Structured figure records:
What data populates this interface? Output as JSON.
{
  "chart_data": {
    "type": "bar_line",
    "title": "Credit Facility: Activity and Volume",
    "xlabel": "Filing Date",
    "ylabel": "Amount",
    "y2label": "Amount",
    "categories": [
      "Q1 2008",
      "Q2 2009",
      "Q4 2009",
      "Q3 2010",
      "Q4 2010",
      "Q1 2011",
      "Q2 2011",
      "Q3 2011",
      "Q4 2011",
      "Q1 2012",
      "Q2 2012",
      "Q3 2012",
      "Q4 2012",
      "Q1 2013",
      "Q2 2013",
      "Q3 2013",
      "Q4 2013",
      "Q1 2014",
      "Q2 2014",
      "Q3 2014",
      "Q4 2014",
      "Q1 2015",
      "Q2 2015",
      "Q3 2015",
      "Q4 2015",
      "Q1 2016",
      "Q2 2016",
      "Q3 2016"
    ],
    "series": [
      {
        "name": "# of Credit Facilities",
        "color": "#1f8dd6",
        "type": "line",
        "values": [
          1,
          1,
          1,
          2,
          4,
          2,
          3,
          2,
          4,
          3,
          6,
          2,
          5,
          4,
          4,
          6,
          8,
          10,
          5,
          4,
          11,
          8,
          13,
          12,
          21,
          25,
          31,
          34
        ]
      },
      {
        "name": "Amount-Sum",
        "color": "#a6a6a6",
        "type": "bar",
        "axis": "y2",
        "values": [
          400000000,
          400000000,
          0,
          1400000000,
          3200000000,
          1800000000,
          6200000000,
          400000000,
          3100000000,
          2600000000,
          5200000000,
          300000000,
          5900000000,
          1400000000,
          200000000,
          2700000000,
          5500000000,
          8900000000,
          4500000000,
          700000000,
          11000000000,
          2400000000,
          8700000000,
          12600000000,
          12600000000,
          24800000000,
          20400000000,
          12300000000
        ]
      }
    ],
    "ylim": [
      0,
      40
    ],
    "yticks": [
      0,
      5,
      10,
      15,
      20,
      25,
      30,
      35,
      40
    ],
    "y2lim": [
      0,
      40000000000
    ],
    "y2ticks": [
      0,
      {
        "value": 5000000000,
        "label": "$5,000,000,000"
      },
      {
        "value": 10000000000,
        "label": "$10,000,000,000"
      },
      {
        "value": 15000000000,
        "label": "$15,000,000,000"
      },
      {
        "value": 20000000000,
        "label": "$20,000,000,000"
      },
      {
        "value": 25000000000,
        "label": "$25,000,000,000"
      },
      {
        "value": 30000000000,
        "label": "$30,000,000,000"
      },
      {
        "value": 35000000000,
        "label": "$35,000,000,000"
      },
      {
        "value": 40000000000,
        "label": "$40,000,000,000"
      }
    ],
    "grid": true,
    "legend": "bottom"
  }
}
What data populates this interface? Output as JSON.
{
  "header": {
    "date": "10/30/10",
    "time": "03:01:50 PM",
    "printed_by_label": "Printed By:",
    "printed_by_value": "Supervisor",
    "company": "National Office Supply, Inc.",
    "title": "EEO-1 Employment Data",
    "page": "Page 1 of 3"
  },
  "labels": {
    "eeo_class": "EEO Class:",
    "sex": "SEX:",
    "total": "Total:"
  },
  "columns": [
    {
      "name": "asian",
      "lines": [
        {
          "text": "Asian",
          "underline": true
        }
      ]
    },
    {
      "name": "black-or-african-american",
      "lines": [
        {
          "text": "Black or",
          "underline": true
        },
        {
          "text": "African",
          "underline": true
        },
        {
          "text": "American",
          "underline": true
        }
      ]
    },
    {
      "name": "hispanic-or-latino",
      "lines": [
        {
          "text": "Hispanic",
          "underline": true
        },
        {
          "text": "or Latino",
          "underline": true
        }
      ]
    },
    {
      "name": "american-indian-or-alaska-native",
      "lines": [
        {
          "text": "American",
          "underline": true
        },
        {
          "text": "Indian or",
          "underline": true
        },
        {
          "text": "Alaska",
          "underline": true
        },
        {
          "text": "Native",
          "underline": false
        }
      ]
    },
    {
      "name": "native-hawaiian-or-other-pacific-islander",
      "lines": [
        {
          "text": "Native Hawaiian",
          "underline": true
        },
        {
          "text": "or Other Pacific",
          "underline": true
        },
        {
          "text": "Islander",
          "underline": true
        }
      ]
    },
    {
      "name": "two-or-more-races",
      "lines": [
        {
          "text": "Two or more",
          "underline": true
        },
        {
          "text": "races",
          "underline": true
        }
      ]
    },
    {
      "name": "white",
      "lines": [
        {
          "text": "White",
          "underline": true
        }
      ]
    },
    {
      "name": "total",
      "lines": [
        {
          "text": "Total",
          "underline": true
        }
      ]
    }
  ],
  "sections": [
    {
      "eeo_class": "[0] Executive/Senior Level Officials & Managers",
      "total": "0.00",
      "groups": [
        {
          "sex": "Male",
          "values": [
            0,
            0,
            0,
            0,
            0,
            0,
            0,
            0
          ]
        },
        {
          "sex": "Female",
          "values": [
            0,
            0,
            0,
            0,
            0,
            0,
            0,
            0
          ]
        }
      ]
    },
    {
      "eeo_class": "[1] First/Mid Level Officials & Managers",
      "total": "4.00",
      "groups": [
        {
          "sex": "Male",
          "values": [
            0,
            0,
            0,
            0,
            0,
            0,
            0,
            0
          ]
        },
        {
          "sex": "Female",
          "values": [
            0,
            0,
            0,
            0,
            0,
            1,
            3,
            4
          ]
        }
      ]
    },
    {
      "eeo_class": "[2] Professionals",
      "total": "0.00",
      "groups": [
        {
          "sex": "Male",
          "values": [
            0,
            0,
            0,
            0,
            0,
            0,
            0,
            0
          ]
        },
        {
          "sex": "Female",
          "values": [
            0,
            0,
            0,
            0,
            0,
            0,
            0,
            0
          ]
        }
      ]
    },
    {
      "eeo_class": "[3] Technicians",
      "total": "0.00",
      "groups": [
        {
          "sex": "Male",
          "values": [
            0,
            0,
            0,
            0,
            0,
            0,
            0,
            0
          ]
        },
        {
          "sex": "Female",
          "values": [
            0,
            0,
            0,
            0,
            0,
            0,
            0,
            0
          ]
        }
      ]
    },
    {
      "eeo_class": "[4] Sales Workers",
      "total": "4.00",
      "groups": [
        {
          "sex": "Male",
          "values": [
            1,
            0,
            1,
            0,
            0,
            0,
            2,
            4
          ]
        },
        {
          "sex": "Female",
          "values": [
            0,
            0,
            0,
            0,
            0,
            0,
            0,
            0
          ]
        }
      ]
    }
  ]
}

▶ **Given problem**
Print the whole listing again, exactly.

▶ **Expected output**
What data populates this interface? Output as JSON.
{
  "chart_data": {
    "type": "bar_line",
    "title": "Credit Facility: Activity and Volume",
    "xlabel": "Filing Date",
    "ylabel": "Amount",
    "y2label": "Amount",
    "categories": [
      "Q1 2008",
      "Q2 2009",
      "Q4 2009",
      "Q3 2010",
      "Q4 2010",
      "Q1 2011",
      "Q2 2011",
      "Q3 2011",
      "Q4 2011",
      "Q1 2012",
      "Q2 2012",
      "Q3 2012",
      "Q4 2012",
      "Q1 2013",
      "Q2 2013",
      "Q3 2013",
      "Q4 2013",
      "Q1 2014",
      "Q2 2014",
      "Q3 2014",
      "Q4 2014",
      "Q1 2015",
      "Q2 2015",
      "Q3 2015",
      "Q4 2015",
      "Q1 2016",
      "Q2 2016",
      "Q3 2016"
    ],
    "series": [
      {
        "name": "# of Credit Facilities",
        "color": "#1f8dd6",
        "type": "line",
        "values": [
          1,
          1,
          1,
          2,
          4,
          2,
          3,
          2,
          4,
          3,
          6,
          2,
          5,
          4,
          4,
          6,
          8,
          10,
          5,
          4,
          11,
          8,
          13,
          12,
          21,
          25,
          31,
          34
        ]
      },
      {
        "name": "Amount-Sum",
        "color": "#a6a6a6",
        "type": "bar",
        "axis": "y2",
        "values": [
          400000000,
          400000000,
          0,
          1400000000,
          3200000000,
          1800000000,
          6200000000,
          400000000,
          3100000000,
          2600000000,
          5200000000,
          300000000,
          5900000000,
          1400000000,
          200000000,
          2700000000,
          5500000000,
          8900000000,
          4500000000,
          700000000,
          11000000000,
          2400000000,
          8700000000,
          12600000000,
          12600000000,
          24800000000,
          20400000000,
          12300000000
        ]
      }
    ],
    "ylim": [
      0,
      40
    ],
    "yticks": [
      0,
      5,
      10,
      15,
      20,
      25,
      30,
      35,
      40
    ],
    "y2lim": [
      0,
      40000000000
    ],
    "y2ticks": [
      0,
      {
        "value": 5000000000,
        "label": "$5,000,000,000"
      },
      {
        "value": 10000000000,
        "label": "$10,000,000,000"
      },
      {
        "value": 15000000000,
        "label": "$15,000,000,000"
      },
      {
        "value": 20000000000,
        "label": "$20,000,000,000"
      },
      {
        "value": 25000000000,
        "label": "$25,000,000,000"
      },
      {
        "value": 30000000000,
        "label": "$30,000,000,000"
      },
      {
        "value": 35000000000,
        "label": "$35,000,000,000"
      },
      {
        "value": 40000000000,
        "label": "$40,000,000,000"
      }
    ],
    "grid": true,
    "legend": "bottom"
  }
}
What data populates this interface? Output as JSON.
{
  "header": {
    "date": "10/30/10",
    "time": "03:01:50 PM",
    "printed_by_label": "Printed By:",
    "printed_by_value": "Supervisor",
    "company": "National Office Supply, Inc.",
    "title": "EEO-1 Employment Data",
    "page": "Page 1 of 3"
  },
  "labels": {
    "eeo_class": "EEO Class:",
    "sex": "SEX:",
    "total": "Total:"
  },
  "columns": [
    {
      "name": "asian",
      "lines": [
        {
          "text": "Asian",
          "underline": true
        }
      ]
    },
    {
      "name": "black-or-african-american",
      "lines": [
        {
          "text": "Black or",
          "underline": true
        },
        {
          "text": "African",
          "underline": true
        },
        {
          "text": "American",
          "underline": true
        }
      ]
    },
    {
      "name": "hispanic-or-latino",
      "lines": [
        {
          "text": "Hispanic",
          "underline": true
        },
        {
          "text": "or Latino",
          "underline": true
        }
      ]
    },
    {
      "name": "american-indian-or-alaska-native",
      "lines": [
        {
          "text": "American",
          "underline": true
        },
        {
          "text": "Indian or",
          "underline": true
        },
        {
          "text": "Alaska",
          "underline": true
        },
        {
          "text": "Native",
          "underline": false
        }
      ]
    },
    {
      "name": "native-hawaiian-or-other-pacific-islander",
      "lines": [
        {
          "text": "Native Hawaiian",
          "underline": true
        },
        {
          "text": "or Other Pacific",
          "underline": true
        },
        {
          "text": "Islander",
          "underline": true
        }
      ]
    },
    {
      "name": "two-or-more-races",
      "lines": [
        {
          "text": "Two or more",
          "underline": true
        },
        {
          "text": "races",
          "underline": true
        }
      ]
    },
    {
      "name": "white",
      "lines": [
        {
          "text": "White",
          "underline": true
        }
      ]
    },
    {
      "name": "total",
      "lines": [
        {
          "text": "Total",
          "underline": true
        }
      ]
    }
  ],
  "sections": [
    {
      "eeo_class": "[0] Executive/Senior Level Officials & Managers",
      "total": "0.00",
      "groups": [
        {
          "sex": "Male",
          "values": [
            0,
            0,
            0,
            0,
            0,
            0,
            0,
            0
          ]
        },
        {
          "sex": "Female",
          "values": [
            0,
            0,
            0,
            0,
            0,
            0,
            0,
            0
          ]
        }
      ]
    },
    {
      "eeo_class": "[1] First/Mid Level Officials & Managers",
      "total": "4.00",
      "groups": [
        {
          "sex": "Male",
          "values": [
            0,
            0,
            0,
            0,
            0,
            0,
            0,
            0
          ]
        },
        {
          "sex": "Female",
          "values": [
            0,
            0,
            0,
            0,
            0,
            1,
            3,
            4
          ]
        }
      ]
    },
    {
      "eeo_class": "[2] Professionals",
      "total": "0.00",
      "groups": [
        {
          "sex": "Male",
          "values": [
            0,
            0,
            0,
            0,
            0,
            0,
            0,
            0
          ]
        },
        {
          "sex": "Female",
          "values": [
            0,
            0,
            0,
            0,
            0,
            0,
            0,
            0
          ]
        }
      ]
    },
    {
      "eeo_class": "[3] Technicians",
      "total": "0.00",
      "groups": [
        {
          "sex": "Male",
          "values": [
            0,
            0,
            0,
            0,
            0,
            0,
            0,
            0
          ]
        },
        {
          "sex": "Female",
          "values": [
            0,
            0,
            0,
            0,
            0,
            0,
            0,
            0
          ]
        }
      ]
    },
    {
      "eeo_class": "[4] Sales Workers",
      "total": "4.00",
      "groups": [
        {
          "sex": "Male",
          "values": [
            1,
            0,
            1,
            0,
            0,
            0,
            2,
            4
          ]
        },
        {
          "sex": "Female",
          "values": [
            0,
            0,
            0,
            0,
            0,
            0,
            0,
            0
          ]
        }
      ]
    }
  ]
}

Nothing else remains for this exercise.